## What is asked
Reproduce the data word for word, from its first line through the line containing "text-run: 整体看作可学习的卷积核，把它写作 (111, 94, 359, 111)", both included.

## Given data

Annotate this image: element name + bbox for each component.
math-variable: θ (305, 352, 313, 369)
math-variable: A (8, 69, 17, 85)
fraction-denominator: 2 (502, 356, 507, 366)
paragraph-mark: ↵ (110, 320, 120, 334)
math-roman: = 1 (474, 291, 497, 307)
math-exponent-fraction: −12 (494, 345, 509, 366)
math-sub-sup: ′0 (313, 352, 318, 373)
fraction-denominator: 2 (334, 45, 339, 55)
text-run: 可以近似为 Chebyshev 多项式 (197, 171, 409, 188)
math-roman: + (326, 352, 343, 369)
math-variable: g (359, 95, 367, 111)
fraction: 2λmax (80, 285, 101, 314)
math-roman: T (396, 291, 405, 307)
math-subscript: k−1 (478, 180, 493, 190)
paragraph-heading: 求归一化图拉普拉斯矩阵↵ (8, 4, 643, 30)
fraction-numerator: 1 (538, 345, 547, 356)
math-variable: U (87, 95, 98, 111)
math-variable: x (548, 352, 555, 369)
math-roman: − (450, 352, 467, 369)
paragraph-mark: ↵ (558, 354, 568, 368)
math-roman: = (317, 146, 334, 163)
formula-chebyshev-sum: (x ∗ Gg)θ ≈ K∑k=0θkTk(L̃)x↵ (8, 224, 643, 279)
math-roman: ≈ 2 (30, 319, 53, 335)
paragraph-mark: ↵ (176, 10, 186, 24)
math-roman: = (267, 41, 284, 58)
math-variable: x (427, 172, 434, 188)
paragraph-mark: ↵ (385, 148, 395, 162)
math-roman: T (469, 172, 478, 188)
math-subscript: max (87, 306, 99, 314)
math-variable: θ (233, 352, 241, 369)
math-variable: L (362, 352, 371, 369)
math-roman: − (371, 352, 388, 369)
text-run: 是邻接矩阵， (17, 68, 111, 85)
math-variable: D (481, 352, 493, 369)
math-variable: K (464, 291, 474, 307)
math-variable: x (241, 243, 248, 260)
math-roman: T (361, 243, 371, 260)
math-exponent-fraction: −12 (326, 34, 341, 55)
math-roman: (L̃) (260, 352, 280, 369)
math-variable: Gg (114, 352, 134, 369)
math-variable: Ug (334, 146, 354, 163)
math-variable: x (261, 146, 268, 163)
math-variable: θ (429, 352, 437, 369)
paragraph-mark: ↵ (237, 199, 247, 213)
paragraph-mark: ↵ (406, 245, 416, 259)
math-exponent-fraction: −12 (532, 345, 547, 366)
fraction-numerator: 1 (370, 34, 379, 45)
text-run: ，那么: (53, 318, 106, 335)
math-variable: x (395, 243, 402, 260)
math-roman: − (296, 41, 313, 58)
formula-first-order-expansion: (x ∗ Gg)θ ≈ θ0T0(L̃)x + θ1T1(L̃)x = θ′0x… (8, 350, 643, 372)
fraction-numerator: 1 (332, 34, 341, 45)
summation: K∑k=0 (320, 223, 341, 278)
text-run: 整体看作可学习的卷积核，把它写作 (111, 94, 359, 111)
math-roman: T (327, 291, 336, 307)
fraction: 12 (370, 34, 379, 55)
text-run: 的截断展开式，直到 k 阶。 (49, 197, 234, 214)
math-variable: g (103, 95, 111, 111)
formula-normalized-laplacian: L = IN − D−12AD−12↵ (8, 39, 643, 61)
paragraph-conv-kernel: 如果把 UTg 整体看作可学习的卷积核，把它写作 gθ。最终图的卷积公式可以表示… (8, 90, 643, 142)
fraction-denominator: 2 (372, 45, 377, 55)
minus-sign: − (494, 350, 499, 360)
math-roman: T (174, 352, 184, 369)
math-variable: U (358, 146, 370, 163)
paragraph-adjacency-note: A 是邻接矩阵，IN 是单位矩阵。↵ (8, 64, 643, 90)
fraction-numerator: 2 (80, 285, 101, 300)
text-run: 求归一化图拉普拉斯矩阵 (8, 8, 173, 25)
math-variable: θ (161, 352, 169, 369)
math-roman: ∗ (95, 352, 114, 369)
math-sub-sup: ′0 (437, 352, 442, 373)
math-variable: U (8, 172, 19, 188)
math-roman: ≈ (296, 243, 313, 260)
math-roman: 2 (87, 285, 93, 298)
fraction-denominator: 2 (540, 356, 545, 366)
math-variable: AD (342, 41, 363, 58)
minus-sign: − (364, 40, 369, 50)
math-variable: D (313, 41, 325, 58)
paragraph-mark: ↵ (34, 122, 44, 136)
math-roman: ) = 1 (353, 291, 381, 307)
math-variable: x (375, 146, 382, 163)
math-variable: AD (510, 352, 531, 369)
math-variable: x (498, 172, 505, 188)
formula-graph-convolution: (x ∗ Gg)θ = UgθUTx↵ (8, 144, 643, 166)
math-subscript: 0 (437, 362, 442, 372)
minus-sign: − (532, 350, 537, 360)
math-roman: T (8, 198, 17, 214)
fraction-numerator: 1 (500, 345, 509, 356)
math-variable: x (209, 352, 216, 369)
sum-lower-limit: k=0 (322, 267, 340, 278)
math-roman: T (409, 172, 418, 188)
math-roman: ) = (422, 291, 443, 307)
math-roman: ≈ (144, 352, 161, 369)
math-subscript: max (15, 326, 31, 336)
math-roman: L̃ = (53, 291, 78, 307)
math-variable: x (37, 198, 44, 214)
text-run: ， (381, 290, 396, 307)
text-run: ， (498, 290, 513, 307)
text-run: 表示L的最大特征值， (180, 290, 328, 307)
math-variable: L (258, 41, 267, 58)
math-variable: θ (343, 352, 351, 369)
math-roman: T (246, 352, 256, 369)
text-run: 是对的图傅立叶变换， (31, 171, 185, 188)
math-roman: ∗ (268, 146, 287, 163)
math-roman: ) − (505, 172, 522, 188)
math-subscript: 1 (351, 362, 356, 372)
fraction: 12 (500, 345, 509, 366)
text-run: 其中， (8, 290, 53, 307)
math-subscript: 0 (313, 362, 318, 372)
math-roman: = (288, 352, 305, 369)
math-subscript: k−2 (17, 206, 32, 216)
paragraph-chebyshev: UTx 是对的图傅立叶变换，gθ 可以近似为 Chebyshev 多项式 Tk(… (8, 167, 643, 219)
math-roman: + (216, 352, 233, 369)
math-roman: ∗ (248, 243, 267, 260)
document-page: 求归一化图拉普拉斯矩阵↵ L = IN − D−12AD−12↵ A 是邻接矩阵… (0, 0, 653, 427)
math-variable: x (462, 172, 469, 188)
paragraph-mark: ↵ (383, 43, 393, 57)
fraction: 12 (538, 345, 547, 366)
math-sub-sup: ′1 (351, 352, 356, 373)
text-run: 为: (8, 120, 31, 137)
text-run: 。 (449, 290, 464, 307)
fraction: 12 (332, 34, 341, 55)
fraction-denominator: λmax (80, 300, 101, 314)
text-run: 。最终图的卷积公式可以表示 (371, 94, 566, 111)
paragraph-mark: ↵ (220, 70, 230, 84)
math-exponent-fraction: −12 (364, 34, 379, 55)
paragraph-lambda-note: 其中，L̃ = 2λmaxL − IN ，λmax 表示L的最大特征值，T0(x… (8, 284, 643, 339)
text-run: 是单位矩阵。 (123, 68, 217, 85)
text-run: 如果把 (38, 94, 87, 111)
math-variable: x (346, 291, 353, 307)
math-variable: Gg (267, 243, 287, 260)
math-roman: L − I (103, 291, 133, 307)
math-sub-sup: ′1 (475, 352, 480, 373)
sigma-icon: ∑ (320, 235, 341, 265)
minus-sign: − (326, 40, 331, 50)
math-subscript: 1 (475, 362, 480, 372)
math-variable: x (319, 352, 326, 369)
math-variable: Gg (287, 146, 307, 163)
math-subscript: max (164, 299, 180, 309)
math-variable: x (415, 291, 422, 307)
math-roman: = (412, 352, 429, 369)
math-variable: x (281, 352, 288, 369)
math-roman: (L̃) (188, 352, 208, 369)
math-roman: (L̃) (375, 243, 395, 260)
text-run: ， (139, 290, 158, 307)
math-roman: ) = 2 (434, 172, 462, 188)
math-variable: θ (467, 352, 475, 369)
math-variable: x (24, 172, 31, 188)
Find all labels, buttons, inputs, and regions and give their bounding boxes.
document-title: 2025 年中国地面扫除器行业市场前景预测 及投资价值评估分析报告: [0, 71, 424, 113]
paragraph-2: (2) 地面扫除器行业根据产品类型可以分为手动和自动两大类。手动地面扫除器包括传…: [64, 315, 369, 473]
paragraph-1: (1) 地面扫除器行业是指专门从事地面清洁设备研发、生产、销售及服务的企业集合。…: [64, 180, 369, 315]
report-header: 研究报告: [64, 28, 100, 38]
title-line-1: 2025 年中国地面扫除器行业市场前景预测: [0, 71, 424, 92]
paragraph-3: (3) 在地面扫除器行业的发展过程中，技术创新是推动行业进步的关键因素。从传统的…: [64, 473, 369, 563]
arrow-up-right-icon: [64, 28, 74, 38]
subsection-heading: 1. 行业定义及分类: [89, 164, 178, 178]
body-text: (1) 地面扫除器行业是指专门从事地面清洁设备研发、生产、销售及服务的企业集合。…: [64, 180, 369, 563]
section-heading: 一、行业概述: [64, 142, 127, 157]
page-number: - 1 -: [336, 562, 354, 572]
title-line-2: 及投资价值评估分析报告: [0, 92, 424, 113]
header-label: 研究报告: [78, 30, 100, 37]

## Answer to the task
Annotate this image: element name + bbox for each component.
math-variable: θ (305, 352, 313, 369)
math-variable: A (8, 69, 17, 85)
fraction-denominator: 2 (502, 356, 507, 366)
paragraph-mark: ↵ (110, 320, 120, 334)
math-roman: = 1 (474, 291, 497, 307)
math-exponent-fraction: −12 (494, 345, 509, 366)
math-sub-sup: ′0 (313, 352, 318, 373)
fraction-denominator: 2 (334, 45, 339, 55)
text-run: 可以近似为 Chebyshev 多项式 (197, 171, 409, 188)
math-roman: + (326, 352, 343, 369)
math-variable: g (359, 95, 367, 111)
fraction: 2λmax (80, 285, 101, 314)
math-roman: T (396, 291, 405, 307)
math-subscript: k−1 (478, 180, 493, 190)
paragraph-heading: 求归一化图拉普拉斯矩阵↵ (8, 4, 643, 30)
fraction-numerator: 1 (538, 345, 547, 356)
math-variable: U (87, 95, 98, 111)
math-variable: x (548, 352, 555, 369)
math-roman: − (450, 352, 467, 369)
paragraph-mark: ↵ (558, 354, 568, 368)
math-roman: = (317, 146, 334, 163)
formula-chebyshev-sum: (x ∗ Gg)θ ≈ K∑k=0θkTk(L̃)x↵ (8, 224, 643, 279)
math-roman: ≈ 2 (30, 319, 53, 335)
paragraph-mark: ↵ (176, 10, 186, 24)
math-roman: = (267, 41, 284, 58)
math-variable: x (427, 172, 434, 188)
paragraph-mark: ↵ (385, 148, 395, 162)
math-roman: T (469, 172, 478, 188)
math-subscript: max (87, 306, 99, 314)
math-variable: θ (233, 352, 241, 369)
math-variable: L (362, 352, 371, 369)
math-roman: − (371, 352, 388, 369)
text-run: 是邻接矩阵， (17, 68, 111, 85)
math-variable: D (481, 352, 493, 369)
math-variable: K (464, 291, 474, 307)
math-variable: x (241, 243, 248, 260)
math-roman: T (361, 243, 371, 260)
math-exponent-fraction: −12 (326, 34, 341, 55)
math-roman: (L̃) (260, 352, 280, 369)
math-variable: Gg (114, 352, 134, 369)
math-variable: Ug (334, 146, 354, 163)
math-variable: x (261, 146, 268, 163)
math-variable: θ (429, 352, 437, 369)
paragraph-mark: ↵ (237, 199, 247, 213)
paragraph-mark: ↵ (406, 245, 416, 259)
math-exponent-fraction: −12 (532, 345, 547, 366)
fraction-numerator: 1 (370, 34, 379, 45)
text-run: ，那么: (53, 318, 106, 335)
math-variable: x (395, 243, 402, 260)
math-roman: − (296, 41, 313, 58)
formula-first-order-expansion: (x ∗ Gg)θ ≈ θ0T0(L̃)x + θ1T1(L̃)x = θ′0x… (8, 350, 643, 372)
fraction-numerator: 1 (332, 34, 341, 45)
summation: K∑k=0 (320, 223, 341, 278)
text-run: 整体看作可学习的卷积核，把它写作 (111, 94, 359, 111)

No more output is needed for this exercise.